Show each line of the data below that has the string "Write" in it.

··· Raw data ···

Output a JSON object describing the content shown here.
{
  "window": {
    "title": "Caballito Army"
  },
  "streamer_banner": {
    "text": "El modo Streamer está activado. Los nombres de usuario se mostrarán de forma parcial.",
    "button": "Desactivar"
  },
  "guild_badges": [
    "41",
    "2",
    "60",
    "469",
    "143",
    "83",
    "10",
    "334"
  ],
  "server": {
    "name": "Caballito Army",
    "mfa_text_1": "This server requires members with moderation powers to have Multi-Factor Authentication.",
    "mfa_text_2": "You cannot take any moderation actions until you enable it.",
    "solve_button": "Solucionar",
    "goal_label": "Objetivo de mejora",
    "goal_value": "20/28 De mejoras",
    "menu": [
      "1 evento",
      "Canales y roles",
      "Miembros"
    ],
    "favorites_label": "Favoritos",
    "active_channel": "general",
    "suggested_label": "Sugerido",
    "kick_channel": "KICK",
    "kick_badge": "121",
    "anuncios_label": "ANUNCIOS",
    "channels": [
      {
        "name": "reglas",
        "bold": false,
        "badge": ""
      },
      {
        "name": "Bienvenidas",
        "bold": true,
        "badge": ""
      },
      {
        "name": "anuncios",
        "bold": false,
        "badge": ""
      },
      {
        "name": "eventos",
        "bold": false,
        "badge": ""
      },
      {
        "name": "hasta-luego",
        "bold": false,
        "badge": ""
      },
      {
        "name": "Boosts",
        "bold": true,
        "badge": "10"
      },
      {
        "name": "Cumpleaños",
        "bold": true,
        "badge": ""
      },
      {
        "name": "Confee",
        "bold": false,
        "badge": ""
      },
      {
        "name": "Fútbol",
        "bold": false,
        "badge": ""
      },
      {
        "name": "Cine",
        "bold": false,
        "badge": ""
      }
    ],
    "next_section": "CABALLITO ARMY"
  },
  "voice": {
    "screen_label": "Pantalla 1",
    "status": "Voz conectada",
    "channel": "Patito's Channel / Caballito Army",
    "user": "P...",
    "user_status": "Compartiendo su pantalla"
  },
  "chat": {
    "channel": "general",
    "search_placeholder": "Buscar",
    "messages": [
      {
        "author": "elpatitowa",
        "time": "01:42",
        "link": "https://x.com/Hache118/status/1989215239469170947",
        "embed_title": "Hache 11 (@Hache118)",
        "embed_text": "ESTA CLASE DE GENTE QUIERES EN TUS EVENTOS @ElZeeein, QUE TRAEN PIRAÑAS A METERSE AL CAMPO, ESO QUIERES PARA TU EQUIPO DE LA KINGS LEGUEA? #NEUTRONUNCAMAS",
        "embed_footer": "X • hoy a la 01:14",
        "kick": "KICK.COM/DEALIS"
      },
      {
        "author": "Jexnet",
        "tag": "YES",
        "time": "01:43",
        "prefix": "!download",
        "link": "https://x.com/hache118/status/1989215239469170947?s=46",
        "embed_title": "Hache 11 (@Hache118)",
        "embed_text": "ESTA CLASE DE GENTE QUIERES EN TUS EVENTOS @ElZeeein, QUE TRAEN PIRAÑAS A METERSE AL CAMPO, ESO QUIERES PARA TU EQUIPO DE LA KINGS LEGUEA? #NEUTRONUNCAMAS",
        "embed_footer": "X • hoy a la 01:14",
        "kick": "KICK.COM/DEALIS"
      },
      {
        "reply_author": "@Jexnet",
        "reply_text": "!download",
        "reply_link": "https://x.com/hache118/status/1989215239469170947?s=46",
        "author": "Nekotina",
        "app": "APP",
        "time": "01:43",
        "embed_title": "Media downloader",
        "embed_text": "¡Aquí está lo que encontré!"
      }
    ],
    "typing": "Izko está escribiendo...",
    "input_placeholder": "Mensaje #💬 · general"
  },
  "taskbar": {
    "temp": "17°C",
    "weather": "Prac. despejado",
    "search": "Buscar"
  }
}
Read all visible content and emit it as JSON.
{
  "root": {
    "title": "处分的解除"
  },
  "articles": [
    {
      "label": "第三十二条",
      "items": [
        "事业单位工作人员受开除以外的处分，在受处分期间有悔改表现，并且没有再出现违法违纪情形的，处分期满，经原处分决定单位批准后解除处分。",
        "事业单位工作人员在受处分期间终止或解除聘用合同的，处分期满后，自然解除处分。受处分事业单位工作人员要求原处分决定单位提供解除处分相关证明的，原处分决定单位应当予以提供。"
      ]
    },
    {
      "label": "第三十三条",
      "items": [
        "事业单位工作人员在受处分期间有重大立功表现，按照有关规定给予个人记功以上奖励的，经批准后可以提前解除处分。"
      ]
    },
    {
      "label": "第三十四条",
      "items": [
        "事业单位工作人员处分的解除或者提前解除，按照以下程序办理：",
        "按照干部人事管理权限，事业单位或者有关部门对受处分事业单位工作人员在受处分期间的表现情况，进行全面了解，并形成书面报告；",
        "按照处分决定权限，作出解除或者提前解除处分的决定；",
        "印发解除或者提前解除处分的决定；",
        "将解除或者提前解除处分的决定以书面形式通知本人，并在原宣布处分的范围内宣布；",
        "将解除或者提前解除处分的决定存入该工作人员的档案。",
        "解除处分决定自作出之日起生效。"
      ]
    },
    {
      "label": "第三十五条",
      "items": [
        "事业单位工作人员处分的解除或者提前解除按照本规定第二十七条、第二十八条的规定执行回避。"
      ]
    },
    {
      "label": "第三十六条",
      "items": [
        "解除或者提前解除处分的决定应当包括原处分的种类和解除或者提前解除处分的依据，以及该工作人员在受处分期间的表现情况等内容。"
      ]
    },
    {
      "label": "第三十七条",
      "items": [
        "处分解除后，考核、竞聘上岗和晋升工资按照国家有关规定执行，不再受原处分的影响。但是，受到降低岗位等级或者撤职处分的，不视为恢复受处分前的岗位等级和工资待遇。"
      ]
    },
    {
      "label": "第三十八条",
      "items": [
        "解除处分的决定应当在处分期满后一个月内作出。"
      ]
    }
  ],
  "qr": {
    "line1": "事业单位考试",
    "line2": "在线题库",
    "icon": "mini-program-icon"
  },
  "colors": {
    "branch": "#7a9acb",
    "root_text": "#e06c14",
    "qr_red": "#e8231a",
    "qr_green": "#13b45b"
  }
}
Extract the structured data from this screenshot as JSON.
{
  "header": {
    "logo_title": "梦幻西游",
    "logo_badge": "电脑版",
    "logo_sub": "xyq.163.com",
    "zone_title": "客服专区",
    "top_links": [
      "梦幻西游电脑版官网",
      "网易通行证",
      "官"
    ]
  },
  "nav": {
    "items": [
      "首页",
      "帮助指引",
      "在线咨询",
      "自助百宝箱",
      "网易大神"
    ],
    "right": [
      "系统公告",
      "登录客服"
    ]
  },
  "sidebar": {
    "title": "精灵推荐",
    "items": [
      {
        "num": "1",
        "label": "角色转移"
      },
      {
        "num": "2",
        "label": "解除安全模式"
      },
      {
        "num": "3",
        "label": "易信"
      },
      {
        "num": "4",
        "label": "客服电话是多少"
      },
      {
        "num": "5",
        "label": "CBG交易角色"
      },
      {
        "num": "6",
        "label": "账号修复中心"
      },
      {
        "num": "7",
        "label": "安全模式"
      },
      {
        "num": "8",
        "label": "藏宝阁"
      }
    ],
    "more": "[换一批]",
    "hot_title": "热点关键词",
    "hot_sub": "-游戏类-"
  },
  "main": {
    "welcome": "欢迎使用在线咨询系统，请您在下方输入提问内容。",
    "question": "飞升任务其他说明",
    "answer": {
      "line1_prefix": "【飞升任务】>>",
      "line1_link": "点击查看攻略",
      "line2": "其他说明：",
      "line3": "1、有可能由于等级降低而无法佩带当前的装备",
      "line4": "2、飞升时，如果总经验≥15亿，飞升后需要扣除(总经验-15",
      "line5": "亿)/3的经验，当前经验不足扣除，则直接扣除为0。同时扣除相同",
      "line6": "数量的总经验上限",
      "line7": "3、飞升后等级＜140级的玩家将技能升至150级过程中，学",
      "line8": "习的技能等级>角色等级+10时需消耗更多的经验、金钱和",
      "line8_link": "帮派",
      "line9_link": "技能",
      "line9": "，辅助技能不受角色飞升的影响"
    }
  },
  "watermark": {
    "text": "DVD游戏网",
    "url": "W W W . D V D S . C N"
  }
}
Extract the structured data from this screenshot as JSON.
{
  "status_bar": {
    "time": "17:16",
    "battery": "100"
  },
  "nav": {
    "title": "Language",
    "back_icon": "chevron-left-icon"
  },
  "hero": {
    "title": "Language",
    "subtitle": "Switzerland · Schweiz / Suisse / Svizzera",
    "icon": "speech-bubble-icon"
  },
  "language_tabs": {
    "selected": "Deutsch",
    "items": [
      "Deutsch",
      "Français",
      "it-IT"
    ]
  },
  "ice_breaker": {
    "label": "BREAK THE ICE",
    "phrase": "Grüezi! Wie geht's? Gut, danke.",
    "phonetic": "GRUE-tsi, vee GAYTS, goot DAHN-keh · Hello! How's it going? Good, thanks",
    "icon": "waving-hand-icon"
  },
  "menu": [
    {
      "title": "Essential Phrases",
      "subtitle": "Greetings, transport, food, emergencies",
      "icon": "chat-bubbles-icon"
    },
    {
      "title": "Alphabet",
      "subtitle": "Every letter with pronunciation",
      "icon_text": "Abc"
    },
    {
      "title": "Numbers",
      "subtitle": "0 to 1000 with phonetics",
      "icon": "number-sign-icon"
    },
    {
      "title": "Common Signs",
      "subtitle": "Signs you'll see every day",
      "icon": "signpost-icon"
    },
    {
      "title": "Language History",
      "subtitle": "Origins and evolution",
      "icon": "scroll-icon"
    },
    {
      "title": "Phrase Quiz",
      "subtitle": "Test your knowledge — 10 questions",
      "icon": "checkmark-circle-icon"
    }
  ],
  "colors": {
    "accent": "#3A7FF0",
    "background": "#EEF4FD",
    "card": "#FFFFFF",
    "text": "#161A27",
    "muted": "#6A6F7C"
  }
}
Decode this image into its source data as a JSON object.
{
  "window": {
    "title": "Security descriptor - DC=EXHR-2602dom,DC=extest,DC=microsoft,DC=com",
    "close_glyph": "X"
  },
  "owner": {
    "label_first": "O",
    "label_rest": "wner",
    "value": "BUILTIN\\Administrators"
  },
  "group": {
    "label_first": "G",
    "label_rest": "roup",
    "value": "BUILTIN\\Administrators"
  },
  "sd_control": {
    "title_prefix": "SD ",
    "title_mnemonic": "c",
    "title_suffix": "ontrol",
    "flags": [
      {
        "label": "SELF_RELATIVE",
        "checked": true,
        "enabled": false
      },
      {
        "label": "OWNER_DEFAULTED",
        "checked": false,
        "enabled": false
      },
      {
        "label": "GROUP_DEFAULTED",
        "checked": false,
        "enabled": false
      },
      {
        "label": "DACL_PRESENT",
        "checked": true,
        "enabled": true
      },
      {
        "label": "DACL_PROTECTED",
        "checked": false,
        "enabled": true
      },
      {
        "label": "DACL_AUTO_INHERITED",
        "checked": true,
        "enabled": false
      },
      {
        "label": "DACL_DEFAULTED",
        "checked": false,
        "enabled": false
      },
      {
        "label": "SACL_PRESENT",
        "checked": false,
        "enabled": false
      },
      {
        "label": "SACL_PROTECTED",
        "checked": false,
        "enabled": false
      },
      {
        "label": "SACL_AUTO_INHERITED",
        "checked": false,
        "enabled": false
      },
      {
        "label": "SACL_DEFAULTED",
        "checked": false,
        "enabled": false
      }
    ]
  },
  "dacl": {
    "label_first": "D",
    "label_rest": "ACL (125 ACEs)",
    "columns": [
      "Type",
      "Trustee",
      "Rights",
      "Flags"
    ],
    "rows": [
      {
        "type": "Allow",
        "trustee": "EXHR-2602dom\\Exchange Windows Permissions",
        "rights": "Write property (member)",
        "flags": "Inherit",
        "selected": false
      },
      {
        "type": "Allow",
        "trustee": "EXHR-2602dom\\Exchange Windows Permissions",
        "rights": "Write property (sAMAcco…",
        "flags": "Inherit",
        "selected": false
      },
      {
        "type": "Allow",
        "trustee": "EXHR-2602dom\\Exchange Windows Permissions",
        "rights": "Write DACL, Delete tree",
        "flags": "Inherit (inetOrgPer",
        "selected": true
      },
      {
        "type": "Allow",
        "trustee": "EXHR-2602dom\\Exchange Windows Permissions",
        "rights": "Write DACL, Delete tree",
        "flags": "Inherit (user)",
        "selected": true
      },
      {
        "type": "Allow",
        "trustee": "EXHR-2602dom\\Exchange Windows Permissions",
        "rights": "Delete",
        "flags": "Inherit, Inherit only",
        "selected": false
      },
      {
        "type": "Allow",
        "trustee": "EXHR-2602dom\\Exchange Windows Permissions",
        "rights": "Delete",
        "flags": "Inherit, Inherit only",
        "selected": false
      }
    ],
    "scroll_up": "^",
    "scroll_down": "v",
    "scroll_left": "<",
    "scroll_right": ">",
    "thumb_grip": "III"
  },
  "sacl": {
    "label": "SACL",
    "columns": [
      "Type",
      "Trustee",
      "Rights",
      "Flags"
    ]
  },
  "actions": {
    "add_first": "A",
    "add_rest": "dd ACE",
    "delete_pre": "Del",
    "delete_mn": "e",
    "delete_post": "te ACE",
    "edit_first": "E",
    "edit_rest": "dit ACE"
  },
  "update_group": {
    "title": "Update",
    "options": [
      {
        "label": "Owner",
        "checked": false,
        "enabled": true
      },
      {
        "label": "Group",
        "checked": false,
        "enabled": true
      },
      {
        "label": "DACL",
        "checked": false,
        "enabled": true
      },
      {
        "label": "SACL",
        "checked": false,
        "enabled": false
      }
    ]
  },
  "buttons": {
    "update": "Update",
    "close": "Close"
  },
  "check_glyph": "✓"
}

···

**Answer for the task:**
        "rights": "Write property (member)",
        "rights": "Write property (sAMAcco…",
        "rights": "Write DACL, Delete tree",
        "rights": "Write DACL, Delete tree",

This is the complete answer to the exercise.